I went through that crap in December. They said they would mail me a replacement card for the bad one I had. I even had a tracking number and I received a package. But instead of a cable card, they sent me another Actiontec router. So I had to schedule another truck roll. At least they don't charge anything for the cable card truck rolls.


----------



## oViTynoT (May 18, 2007)

The CSR I talked to said "Just go to the Verizon Store and pick one up!" 

I had to convince HER that she was in error.


----------



## dewd2 (Feb 22, 2010)

Got my call from Verizon this morning. They had me on the schedule for today  I was able to reschedule for Friday. Looks like I'll be playing with my toys all weekend


----------



## oViTynoT (May 18, 2007)

Friday? That's interesting... I'm surprised they don't get Friday off.
+++++
▸ **Work instructions**:
[1] Answer these questions about the Verizon forum thread:
(a) What did the first poster receive in the package instead of a cable card?
(b) Where did the CSR tell oViTynoT to go to pick one up?
(c) What day did dewd2 reschedule the appointment for?
[2] Print the part of the Verizon forum thread between "Got my call" and "get Friday off.", inclusive.
[3] Write what follows the last post in the Verizon forum thread, continuing the discussion from that point.

Collection entries:
+++++
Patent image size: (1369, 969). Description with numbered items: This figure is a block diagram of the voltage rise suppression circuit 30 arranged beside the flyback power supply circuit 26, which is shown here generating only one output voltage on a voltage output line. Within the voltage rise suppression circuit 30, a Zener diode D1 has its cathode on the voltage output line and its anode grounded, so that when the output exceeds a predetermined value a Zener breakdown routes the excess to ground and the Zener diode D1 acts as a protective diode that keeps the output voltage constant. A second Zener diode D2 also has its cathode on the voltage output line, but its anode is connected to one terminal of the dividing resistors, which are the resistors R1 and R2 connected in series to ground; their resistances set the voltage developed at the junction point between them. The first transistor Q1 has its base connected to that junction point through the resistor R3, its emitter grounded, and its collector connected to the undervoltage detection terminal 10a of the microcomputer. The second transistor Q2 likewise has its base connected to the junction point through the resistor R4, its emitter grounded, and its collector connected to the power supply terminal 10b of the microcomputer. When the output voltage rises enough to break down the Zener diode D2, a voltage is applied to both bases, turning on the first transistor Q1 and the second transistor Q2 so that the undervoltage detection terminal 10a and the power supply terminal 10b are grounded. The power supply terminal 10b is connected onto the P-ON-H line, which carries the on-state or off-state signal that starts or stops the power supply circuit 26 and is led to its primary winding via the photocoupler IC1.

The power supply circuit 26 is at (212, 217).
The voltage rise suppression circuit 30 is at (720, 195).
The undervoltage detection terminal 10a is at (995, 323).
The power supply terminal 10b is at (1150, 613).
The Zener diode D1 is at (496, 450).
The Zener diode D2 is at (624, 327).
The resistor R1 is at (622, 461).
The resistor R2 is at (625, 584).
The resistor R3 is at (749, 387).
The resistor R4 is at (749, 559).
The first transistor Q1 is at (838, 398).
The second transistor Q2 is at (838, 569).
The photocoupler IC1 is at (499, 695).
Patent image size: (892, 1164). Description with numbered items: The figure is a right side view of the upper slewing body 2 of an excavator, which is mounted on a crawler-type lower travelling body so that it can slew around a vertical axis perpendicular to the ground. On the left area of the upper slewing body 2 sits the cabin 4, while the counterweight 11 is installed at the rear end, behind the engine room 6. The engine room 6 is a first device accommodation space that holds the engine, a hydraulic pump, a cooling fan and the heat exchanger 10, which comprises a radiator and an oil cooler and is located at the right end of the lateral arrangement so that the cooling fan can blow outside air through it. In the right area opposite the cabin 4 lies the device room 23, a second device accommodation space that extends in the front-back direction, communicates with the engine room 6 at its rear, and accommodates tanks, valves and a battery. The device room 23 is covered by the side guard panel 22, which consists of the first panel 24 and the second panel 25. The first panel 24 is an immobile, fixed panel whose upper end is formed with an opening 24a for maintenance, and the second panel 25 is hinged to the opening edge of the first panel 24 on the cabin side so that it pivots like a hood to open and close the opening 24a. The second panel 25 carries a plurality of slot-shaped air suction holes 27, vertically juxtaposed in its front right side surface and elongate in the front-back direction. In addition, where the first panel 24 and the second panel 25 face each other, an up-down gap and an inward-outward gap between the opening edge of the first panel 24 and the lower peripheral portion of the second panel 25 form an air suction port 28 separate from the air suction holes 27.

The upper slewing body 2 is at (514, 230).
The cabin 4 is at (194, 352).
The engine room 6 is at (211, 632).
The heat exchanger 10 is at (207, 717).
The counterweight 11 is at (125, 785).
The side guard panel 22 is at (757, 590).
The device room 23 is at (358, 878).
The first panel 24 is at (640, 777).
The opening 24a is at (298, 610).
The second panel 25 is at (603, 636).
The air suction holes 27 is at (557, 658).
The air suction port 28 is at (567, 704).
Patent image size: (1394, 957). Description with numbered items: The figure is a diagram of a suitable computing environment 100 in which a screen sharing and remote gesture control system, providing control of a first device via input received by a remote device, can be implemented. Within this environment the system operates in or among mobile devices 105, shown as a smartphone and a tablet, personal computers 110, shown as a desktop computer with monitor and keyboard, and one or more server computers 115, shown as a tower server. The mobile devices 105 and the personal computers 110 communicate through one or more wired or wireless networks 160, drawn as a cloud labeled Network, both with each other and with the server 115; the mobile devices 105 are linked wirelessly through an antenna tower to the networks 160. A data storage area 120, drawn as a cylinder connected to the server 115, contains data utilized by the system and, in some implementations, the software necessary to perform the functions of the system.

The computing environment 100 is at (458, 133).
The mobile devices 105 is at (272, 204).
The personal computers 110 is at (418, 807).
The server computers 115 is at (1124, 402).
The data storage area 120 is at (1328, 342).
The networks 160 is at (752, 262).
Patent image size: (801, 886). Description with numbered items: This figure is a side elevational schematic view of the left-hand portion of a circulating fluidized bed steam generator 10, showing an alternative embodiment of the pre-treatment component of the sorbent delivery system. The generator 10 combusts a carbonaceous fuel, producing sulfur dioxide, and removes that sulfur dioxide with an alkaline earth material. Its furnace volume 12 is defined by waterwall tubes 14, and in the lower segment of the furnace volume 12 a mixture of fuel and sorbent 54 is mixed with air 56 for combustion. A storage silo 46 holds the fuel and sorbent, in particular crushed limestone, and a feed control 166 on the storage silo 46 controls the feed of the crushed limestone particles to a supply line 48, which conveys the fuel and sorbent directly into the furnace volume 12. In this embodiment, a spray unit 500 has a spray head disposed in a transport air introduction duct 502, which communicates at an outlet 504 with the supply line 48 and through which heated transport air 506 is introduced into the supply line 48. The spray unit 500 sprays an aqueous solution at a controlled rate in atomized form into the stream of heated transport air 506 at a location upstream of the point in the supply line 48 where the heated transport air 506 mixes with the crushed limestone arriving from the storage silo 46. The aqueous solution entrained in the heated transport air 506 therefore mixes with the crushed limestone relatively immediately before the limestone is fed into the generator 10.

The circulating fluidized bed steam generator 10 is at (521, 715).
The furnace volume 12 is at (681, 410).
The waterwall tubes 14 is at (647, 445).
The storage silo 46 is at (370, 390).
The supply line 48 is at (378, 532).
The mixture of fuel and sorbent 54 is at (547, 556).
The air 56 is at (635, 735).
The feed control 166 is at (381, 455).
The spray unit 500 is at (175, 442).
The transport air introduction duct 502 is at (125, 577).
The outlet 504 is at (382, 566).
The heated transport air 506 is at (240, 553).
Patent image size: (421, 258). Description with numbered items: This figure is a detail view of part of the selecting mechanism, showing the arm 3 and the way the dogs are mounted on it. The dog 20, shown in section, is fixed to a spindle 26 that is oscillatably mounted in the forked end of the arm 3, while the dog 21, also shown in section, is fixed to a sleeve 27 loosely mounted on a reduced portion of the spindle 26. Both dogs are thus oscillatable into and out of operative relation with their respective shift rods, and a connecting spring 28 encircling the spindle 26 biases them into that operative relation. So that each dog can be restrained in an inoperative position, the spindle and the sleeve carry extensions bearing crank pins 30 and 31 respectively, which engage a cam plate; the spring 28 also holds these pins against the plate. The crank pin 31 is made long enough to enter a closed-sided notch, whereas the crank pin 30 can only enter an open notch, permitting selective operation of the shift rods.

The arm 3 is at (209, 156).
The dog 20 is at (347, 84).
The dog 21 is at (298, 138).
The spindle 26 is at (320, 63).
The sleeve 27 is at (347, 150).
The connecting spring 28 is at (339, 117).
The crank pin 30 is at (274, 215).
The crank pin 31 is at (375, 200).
+++++
▸ **Answers to the exercise**:
[1]
(a) Another Actiontec router.
(b) The Verizon Store.
(c) Friday.

[2]
Got my call from Verizon this morning. They had me on the schedule for today  I was able to reschedule for Friday. Looks like I'll be playing with my toys all weekend


----------



## oViTynoT (May 18, 2007)

Friday? That's interesting... I'm surprised they don't get Friday off.

[3]
----------



## dewd2 (Feb 22, 2010)

oViTynoT said:


> Friday? That's interesting... I'm surprised they don't get Friday off.


I was told the office does, but the trucks still roll (I talked to the technician this time so I'm pretty sure the info is accurate).


----------



## i2k (Apr 3, 2008)

2 truck rolls for 2 seperate M card installs = $0. Don't let Verizon charge you for CC installs. And I'm also confirming you can activate them in your current TIVO units and swap them out right in to the Premiere.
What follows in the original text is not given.